• [RECORDS FOR THIS EXERCISE]
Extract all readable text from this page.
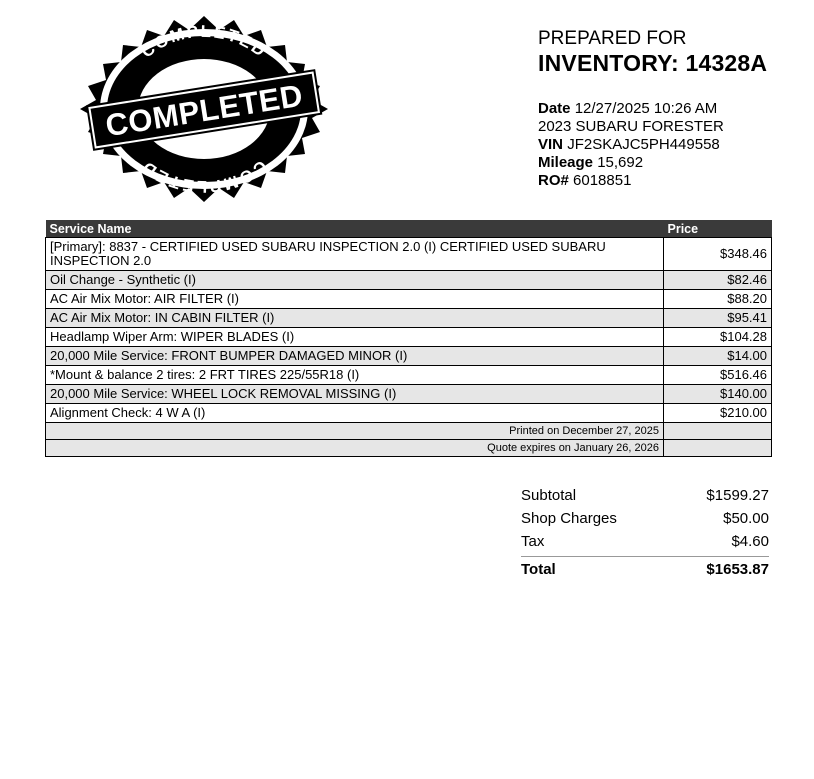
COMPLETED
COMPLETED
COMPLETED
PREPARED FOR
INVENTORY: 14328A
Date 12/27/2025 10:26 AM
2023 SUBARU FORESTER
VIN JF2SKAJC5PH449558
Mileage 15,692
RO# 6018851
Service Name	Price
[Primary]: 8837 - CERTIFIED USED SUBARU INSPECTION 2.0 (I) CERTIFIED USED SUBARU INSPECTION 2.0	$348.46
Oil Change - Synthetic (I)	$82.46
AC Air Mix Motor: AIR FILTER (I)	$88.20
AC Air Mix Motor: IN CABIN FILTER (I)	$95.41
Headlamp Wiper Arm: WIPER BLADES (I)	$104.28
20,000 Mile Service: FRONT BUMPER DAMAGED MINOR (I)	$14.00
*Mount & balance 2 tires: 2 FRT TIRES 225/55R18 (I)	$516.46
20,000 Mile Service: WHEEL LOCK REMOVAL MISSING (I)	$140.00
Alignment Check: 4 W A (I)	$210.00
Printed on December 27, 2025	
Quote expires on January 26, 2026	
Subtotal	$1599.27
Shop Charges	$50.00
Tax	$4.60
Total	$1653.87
...
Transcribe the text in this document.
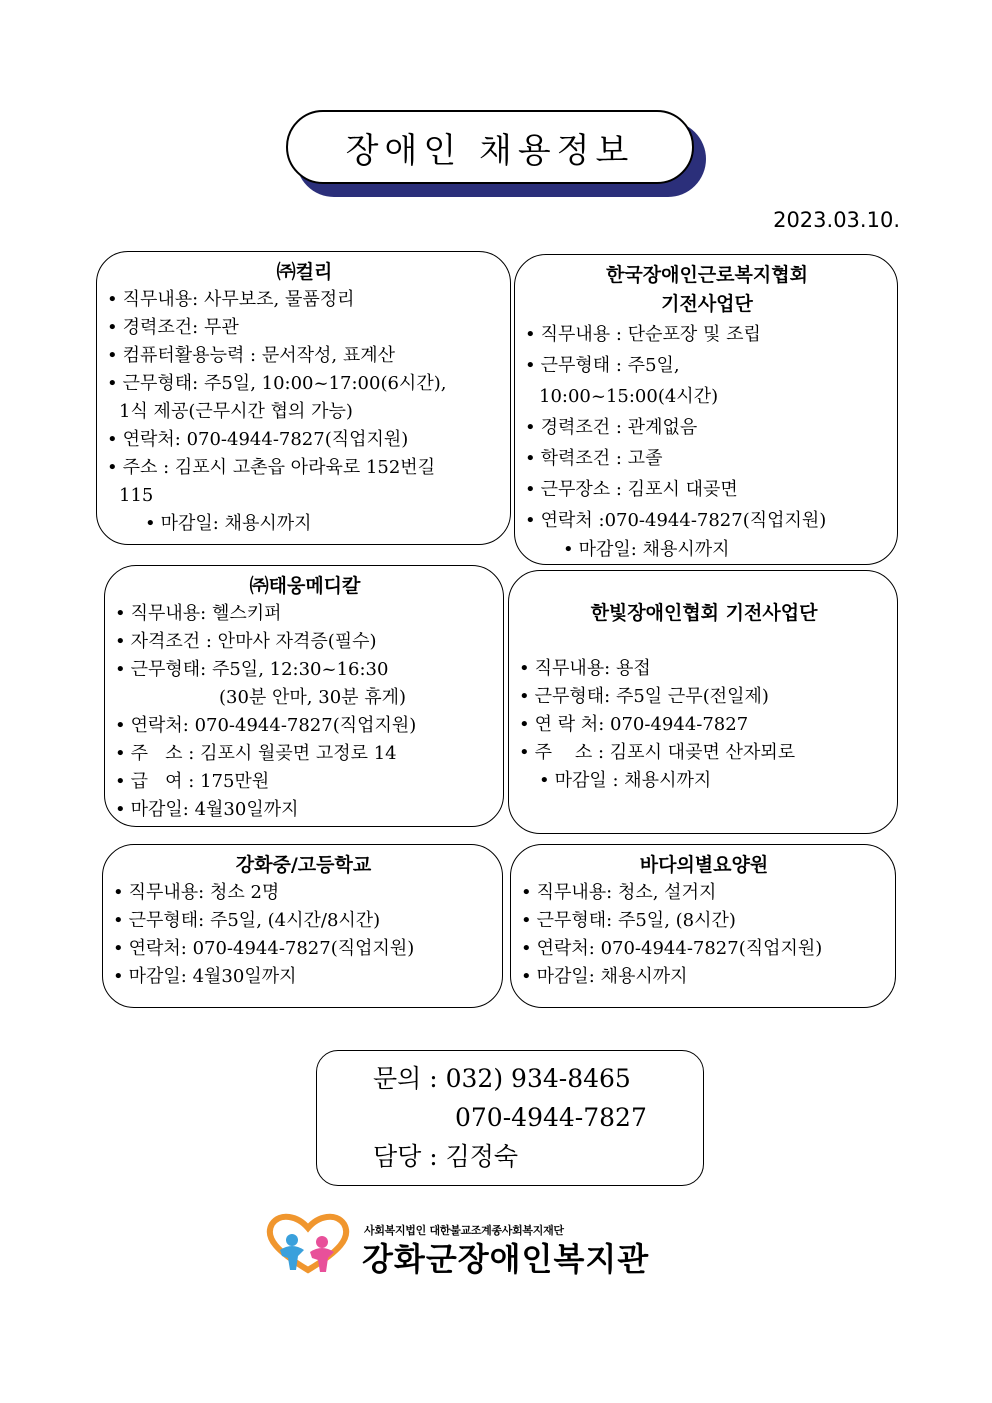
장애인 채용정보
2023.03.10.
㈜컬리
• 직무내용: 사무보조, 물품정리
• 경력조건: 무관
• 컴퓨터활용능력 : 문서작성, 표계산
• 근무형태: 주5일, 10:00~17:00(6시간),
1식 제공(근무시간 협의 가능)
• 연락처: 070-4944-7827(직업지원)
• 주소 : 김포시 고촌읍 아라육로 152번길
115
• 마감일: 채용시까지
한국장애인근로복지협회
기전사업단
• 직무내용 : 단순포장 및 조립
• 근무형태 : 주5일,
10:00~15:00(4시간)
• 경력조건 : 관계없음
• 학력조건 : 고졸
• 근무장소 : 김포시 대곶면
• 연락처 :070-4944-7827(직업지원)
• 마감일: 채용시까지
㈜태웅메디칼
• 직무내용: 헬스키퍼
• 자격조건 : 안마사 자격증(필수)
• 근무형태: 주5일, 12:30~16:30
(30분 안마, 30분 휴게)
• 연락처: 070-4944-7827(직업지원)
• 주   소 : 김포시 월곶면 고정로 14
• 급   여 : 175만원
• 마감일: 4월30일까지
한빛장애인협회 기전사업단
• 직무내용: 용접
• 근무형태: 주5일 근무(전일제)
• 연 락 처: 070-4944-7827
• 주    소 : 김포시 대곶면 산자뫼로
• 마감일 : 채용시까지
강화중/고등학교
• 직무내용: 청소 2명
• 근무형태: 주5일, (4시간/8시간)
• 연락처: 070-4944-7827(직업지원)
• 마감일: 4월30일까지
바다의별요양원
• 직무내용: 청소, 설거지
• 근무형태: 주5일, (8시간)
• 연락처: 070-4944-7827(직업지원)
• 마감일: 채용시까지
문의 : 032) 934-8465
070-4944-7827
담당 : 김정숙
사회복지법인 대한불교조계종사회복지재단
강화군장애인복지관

• [WORK TO COMPLETE]
Tally up the lines of the listing containing the word "FILTER". Give only the total.

• [EXERCISE SOLUTION]
2